Stored data:

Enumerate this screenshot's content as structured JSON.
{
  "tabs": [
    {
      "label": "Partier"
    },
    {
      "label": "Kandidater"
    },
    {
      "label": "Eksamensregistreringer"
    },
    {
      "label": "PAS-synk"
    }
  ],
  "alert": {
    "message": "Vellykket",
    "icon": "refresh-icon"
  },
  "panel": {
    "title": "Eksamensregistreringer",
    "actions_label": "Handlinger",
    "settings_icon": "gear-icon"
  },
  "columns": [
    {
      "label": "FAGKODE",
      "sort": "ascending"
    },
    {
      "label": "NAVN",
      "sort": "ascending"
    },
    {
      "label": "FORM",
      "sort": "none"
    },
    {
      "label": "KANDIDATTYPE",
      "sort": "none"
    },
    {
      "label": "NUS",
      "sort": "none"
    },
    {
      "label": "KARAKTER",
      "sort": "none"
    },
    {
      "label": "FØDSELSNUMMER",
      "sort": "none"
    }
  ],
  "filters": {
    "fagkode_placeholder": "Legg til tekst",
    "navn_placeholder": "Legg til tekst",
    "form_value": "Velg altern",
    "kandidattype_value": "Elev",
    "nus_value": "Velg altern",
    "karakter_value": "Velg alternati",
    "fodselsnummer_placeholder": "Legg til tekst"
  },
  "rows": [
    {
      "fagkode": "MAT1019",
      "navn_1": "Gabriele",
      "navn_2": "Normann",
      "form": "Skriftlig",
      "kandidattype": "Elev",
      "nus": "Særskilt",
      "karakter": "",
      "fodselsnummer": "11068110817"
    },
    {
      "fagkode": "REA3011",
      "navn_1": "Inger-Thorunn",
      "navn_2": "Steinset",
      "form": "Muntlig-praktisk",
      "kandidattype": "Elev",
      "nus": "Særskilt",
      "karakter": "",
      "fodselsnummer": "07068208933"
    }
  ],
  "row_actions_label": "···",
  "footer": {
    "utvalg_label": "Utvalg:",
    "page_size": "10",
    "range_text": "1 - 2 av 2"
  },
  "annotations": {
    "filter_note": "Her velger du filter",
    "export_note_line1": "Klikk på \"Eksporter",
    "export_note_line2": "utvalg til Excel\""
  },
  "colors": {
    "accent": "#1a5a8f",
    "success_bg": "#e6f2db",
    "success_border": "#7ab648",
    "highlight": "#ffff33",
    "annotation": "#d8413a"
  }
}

--

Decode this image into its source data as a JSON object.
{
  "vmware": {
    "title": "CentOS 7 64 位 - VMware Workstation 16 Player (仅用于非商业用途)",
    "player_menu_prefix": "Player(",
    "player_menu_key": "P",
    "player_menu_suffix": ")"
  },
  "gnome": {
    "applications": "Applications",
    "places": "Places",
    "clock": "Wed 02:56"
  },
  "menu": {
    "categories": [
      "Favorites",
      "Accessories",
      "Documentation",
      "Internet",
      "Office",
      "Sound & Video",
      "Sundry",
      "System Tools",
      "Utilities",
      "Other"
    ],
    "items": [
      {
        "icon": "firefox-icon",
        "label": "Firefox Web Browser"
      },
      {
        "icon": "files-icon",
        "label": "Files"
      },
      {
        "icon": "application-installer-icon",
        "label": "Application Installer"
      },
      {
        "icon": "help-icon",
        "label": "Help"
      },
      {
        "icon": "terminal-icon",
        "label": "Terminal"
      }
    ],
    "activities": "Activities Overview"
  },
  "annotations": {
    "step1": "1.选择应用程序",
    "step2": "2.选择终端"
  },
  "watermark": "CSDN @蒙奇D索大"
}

What you should do:
Go through the lines above. Select every one that has the string "Legg".

Result of this task:
    "fagkode_placeholder": "Legg til tekst",
    "navn_placeholder": "Legg til tekst",
    "fodselsnummer_placeholder": "Legg til tekst"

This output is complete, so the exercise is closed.